- Source passage -
######

This algorithm can be adapted to work with non-continuous ranges (as in 2ⁿ for the power-of-two prescaler) and also with fractional prescaler using binary scaling.

Choosing Tolerances

Although these algorithms will choose the divisor with the least baudrate error, we want to have some form of control over how much error is still acceptable.

We are only looking at relative error which is defined as:

A set of default tolerances should be chosen so that without any effort required from the programmer, they act as a useful guard against unreasonable baudrate errors. So, how much error is still acceptable?

For internal peripherals like ADCs, which usually have a power-of-two prescaler and can operate in a wide range of frequencies, we chose a ±10% default tolerance.

For synchronous protocols such as SPI and I²C, the master clocks the bus and the exact baudrate does not really matter. Of course, when operating the aforementioned SPI slave at 30 MHz you want to be reasonably certain that you aren’t clocking it at 35 MHz, which causes it to glitch. So for xpcc we chose a ±5% default tolerance.

######

- Raw data -
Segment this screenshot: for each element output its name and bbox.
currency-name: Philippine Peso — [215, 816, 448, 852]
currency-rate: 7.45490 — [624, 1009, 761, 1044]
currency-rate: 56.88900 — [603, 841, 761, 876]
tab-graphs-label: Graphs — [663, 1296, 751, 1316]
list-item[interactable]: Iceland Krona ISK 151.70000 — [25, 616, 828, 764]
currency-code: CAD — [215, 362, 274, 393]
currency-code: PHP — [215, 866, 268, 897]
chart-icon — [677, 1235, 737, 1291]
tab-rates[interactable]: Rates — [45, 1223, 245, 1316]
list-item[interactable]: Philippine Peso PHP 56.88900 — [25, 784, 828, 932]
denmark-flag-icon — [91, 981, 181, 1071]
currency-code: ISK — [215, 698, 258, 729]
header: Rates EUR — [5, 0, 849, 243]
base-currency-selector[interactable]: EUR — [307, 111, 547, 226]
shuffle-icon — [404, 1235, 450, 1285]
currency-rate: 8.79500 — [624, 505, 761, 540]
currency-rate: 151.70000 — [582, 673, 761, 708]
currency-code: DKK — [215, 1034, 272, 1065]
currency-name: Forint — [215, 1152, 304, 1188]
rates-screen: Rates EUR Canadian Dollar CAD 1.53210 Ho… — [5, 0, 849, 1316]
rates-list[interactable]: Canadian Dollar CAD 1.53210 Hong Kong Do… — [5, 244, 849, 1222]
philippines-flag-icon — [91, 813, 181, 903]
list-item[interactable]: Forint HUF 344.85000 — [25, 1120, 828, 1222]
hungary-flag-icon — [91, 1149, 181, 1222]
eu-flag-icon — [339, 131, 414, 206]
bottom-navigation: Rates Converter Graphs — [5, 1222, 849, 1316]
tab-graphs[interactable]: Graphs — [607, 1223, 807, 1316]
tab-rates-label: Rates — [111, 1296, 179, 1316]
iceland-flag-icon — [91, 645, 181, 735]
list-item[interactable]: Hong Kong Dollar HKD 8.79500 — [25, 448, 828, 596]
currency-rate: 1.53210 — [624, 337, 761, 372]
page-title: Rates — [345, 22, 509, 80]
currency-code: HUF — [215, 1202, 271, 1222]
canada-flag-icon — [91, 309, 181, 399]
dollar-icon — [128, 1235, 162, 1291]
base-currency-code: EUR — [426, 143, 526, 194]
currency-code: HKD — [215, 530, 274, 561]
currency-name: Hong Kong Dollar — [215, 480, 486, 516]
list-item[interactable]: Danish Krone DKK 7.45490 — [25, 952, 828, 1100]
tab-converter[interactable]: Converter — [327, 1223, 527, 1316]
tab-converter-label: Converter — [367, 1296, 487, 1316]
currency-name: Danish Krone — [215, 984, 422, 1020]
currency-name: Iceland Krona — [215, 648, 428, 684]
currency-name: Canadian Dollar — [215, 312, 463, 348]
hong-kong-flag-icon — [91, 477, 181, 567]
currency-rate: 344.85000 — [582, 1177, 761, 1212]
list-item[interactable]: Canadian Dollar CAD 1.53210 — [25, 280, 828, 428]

######

- Description of the task -
Reproduce the passage on choosing baudrate tolerances word for word, from beginning to end.

- Response to this exercise -
This algorithm can be adapted to work with non-continuous ranges (as in 2ⁿ for the power-of-two prescaler) and also with fractional prescaler using binary scaling.

Choosing Tolerances

Although these algorithms will choose the divisor with the least baudrate error, we want to have some form of control over how much error is still acceptable.

We are only looking at relative error which is defined as:

A set of default tolerances should be chosen so that without any effort required from the programmer, they act as a useful guard against unreasonable baudrate errors. So, how much error is still acceptable?

For internal peripherals like ADCs, which usually have a power-of-two prescaler and can operate in a wide range of frequencies, we chose a ±10% default tolerance.

For synchronous protocols such as SPI and I²C, the master clocks the bus and the exact baudrate does not really matter. Of course, when operating the aforementioned SPI slave at 30 MHz you want to be reasonably certain that you aren’t clocking it at 35 MHz, which causes it to glitch. So for xpcc we chose a ±5% default tolerance.